Please give the data from its start through the line containing "tread — [242, 675, 397, 698]" as a Markdown table with the columns Row and Text, leaving out any blank lines.

● **PROVIDED MATERIAL**:
________

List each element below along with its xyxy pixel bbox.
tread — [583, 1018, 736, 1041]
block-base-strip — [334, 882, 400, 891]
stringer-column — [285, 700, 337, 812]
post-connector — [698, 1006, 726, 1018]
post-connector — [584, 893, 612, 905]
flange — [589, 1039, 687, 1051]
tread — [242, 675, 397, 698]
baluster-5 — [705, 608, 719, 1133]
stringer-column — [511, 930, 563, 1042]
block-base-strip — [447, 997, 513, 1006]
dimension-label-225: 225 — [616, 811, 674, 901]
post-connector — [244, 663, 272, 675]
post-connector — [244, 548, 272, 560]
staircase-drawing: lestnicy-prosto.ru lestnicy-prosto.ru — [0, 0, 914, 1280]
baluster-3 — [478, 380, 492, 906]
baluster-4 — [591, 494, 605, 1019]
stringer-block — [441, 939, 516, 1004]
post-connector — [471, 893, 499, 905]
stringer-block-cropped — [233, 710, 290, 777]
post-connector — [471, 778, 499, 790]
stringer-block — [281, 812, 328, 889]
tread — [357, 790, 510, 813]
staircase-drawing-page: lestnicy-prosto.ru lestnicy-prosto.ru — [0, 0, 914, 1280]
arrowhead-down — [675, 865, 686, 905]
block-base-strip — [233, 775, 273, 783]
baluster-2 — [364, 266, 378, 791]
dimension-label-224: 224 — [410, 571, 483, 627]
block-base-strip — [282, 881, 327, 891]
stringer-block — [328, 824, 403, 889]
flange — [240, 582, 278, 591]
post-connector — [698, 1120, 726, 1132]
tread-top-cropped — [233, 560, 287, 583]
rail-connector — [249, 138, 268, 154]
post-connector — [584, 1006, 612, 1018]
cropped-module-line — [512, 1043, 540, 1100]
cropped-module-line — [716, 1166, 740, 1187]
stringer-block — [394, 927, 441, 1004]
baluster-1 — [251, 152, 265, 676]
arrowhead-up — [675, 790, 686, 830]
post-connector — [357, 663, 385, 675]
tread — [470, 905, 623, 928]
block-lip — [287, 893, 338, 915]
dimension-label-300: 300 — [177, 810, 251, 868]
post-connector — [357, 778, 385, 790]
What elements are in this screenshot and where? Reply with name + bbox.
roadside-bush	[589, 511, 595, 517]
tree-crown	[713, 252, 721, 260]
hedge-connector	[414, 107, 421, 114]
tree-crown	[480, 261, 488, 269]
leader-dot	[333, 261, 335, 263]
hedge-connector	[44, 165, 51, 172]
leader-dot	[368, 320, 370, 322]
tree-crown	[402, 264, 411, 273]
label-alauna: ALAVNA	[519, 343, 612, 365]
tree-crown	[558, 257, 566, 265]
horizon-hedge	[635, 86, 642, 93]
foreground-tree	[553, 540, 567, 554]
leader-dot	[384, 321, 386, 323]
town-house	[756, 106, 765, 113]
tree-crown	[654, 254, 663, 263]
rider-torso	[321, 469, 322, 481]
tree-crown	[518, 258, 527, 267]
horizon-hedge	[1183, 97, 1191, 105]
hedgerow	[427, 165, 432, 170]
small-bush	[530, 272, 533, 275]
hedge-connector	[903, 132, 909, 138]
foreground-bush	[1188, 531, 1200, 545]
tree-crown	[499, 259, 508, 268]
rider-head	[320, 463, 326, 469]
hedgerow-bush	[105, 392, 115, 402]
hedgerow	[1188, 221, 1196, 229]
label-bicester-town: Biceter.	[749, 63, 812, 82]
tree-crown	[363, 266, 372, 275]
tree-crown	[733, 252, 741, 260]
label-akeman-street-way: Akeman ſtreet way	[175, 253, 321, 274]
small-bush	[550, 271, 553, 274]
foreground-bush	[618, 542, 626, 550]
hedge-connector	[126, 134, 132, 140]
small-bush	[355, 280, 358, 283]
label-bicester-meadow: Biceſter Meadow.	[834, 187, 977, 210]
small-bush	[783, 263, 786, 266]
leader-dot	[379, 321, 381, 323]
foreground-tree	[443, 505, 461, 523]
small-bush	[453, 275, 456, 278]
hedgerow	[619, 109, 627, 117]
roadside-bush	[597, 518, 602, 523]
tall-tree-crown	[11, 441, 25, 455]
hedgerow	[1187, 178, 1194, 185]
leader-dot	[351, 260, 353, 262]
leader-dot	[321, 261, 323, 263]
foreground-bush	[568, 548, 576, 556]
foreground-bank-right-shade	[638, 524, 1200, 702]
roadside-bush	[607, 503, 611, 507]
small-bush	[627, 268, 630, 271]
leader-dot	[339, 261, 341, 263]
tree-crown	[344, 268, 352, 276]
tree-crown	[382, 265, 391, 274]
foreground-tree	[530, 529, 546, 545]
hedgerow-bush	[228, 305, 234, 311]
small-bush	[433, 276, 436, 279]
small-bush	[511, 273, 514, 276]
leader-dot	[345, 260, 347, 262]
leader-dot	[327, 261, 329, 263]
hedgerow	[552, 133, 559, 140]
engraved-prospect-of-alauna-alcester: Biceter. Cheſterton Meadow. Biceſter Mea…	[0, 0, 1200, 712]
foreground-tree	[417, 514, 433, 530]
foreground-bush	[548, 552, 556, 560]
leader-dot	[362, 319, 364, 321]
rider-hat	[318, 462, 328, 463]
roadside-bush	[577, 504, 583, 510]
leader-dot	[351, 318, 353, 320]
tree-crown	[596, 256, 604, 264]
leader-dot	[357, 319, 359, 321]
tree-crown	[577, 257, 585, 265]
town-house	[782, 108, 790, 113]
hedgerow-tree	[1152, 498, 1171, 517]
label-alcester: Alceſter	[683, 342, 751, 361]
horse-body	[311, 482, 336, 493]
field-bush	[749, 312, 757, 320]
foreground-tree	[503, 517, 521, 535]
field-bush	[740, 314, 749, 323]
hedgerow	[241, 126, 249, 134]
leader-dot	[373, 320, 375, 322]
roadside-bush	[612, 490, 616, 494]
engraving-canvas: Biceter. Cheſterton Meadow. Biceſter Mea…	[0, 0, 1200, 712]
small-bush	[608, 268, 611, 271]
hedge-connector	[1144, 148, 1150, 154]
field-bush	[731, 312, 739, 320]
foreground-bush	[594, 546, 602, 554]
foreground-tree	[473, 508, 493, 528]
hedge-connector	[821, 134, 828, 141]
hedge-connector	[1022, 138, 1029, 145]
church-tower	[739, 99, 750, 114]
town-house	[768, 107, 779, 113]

________

● **OUTPUT FOR THIS EXERCISE**:
| Row | Text |
|---|---|
| 1 | List each element below along with its xyxy pixel bbox. |
| 2 | tread — [583, 1018, 736, 1041] |
| 3 | block-base-strip — [334, 882, 400, 891] |
| 4 | stringer-column — [285, 700, 337, 812] |
| 5 | post-connector — [698, 1006, 726, 1018] |
| 6 | post-connector — [584, 893, 612, 905] |
| 7 | flange — [589, 1039, 687, 1051] |
| 8 | tread — [242, 675, 397, 698] |